* INSTRUCTIONS TO FOLLOW: Lines containing "dochodowym" are to be counted. Give the number and nothing more.

* THE DATA:
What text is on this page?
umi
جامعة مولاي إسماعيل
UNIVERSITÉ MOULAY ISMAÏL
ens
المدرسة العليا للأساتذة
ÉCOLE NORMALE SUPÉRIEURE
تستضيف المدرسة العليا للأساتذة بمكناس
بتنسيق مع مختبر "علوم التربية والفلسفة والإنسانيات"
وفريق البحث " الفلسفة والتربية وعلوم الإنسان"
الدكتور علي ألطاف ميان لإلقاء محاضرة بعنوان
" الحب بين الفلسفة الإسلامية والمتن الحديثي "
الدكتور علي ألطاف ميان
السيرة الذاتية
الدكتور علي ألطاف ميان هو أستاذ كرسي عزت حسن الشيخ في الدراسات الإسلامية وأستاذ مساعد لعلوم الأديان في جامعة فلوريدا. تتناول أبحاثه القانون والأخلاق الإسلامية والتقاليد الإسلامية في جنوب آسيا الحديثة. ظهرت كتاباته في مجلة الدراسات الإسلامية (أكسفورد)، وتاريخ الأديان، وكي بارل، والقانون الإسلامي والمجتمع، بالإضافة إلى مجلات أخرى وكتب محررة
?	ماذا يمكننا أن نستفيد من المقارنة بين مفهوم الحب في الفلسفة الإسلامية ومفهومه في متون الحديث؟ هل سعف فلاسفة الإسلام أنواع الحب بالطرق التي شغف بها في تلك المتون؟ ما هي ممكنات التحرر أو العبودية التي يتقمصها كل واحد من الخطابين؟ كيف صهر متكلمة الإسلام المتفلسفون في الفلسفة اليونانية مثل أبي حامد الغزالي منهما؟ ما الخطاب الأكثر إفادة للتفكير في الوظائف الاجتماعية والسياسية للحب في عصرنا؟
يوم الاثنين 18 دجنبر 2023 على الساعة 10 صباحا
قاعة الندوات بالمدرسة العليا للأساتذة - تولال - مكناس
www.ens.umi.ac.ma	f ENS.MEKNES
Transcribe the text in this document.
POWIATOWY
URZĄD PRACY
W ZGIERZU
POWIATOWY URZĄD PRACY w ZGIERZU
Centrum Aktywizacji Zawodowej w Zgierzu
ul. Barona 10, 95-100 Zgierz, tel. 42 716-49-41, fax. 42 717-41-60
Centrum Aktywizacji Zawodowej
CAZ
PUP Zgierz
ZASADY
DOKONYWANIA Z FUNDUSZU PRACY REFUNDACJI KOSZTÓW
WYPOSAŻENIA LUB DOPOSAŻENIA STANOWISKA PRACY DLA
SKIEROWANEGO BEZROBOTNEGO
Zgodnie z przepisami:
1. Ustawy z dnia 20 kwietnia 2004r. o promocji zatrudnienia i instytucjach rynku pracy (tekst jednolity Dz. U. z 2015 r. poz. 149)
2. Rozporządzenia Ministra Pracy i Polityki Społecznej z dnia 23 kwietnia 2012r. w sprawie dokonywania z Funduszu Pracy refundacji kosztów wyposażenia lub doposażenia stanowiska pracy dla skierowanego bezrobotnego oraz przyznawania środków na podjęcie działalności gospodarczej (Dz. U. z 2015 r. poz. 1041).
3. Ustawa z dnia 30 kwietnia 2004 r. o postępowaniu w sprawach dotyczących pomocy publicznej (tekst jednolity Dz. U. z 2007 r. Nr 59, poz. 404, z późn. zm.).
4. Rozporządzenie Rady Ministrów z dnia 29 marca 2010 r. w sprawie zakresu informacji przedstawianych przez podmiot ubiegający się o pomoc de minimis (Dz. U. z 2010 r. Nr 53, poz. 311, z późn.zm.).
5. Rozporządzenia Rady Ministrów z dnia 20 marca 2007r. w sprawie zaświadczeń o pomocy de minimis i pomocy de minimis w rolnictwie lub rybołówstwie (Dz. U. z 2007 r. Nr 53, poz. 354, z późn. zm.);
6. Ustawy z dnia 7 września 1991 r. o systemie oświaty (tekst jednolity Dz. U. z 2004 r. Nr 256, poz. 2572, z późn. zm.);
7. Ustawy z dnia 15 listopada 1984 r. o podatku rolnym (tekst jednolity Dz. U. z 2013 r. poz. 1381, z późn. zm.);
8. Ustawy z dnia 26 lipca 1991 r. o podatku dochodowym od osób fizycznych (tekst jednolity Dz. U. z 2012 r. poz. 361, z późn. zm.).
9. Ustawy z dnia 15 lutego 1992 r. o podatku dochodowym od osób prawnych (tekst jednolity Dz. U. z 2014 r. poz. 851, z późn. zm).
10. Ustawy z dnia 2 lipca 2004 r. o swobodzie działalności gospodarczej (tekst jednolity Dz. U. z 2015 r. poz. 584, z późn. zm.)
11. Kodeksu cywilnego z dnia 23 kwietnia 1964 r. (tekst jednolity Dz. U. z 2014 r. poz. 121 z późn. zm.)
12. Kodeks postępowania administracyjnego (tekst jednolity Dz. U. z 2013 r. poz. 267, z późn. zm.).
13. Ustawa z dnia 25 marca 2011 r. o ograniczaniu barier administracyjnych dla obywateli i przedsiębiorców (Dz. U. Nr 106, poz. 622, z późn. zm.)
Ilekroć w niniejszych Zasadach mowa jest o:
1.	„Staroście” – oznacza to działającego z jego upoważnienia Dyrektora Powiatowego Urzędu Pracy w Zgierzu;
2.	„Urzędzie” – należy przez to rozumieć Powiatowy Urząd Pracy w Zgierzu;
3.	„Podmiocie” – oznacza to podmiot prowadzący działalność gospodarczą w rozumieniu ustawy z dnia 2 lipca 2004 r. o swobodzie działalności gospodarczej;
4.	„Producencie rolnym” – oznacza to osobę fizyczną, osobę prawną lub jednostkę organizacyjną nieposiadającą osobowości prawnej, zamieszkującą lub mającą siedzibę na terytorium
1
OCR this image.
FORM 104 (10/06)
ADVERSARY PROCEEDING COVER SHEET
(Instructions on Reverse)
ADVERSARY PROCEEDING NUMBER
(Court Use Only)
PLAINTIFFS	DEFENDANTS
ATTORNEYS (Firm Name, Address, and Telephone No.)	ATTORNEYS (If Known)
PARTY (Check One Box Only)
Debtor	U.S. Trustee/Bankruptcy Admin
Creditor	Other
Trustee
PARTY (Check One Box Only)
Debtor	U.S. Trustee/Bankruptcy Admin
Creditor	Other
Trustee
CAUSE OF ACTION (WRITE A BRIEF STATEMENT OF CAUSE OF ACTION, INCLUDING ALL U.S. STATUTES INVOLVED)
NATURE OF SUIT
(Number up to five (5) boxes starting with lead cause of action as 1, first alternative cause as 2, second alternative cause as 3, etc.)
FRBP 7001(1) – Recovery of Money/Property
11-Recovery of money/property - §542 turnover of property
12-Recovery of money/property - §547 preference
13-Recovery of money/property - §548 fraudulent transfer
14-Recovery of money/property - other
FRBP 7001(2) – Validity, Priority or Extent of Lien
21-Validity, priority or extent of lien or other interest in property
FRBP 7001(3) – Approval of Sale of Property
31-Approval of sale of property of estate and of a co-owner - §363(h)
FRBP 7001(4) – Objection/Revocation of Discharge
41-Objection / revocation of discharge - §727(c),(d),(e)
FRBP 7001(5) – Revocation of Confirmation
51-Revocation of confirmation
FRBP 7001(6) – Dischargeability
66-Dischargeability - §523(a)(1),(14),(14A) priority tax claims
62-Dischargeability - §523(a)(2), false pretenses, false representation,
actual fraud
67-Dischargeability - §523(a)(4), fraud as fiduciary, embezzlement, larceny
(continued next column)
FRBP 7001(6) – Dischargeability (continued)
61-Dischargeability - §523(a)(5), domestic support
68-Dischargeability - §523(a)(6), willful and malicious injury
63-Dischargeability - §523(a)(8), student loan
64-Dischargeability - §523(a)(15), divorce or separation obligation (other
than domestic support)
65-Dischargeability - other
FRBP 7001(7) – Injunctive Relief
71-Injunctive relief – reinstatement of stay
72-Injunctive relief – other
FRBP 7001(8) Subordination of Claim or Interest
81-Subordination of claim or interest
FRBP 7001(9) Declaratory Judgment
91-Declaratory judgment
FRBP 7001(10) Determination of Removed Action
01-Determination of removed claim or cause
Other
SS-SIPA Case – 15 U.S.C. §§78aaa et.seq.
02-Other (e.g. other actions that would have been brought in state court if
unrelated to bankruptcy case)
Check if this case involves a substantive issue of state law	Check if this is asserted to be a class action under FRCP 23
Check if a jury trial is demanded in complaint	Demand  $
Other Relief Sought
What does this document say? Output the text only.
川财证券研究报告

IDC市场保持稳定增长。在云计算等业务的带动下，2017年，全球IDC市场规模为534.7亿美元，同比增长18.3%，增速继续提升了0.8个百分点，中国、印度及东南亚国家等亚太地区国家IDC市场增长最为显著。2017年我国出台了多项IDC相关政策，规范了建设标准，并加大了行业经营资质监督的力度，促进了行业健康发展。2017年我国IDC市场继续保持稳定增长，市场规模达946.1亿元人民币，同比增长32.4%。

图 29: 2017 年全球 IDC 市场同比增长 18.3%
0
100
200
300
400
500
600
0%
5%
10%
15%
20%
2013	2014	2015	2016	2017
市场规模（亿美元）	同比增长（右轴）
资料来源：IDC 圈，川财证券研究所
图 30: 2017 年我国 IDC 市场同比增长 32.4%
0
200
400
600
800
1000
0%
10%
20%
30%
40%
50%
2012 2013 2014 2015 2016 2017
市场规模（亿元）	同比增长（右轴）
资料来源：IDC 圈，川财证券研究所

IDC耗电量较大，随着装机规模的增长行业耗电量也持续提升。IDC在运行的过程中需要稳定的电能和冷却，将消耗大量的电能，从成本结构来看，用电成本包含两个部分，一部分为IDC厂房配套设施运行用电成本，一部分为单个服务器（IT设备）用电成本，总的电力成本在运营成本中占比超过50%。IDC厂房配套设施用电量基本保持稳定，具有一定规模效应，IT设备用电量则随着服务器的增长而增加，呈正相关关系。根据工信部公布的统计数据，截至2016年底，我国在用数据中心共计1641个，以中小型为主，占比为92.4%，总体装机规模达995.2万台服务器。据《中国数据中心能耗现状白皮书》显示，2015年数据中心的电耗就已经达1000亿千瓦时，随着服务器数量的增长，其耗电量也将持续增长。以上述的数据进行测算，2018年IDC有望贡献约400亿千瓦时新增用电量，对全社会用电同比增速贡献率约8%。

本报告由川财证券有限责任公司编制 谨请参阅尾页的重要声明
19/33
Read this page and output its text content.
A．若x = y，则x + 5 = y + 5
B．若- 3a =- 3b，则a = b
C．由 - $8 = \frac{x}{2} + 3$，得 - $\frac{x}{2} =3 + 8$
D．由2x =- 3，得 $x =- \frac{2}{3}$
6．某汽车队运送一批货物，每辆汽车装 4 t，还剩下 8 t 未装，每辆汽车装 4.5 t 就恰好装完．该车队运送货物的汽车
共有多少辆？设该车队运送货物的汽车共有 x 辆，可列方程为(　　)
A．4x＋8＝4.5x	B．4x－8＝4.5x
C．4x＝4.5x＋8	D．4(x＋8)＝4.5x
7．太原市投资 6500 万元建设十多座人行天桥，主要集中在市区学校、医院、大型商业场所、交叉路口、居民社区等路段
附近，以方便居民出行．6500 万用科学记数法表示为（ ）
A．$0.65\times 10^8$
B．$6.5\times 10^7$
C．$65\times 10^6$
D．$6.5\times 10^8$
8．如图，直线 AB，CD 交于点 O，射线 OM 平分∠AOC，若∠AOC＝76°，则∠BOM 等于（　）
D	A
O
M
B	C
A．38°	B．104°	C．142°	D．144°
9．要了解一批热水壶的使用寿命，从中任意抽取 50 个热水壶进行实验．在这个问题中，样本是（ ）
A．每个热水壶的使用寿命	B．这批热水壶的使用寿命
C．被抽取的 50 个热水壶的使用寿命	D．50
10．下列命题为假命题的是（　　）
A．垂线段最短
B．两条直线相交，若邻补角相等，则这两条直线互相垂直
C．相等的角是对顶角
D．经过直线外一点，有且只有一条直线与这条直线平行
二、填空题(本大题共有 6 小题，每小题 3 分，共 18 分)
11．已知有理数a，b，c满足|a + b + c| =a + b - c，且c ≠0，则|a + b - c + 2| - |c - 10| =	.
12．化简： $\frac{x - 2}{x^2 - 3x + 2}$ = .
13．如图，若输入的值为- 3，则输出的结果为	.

* CORRECT OUTPUT: 2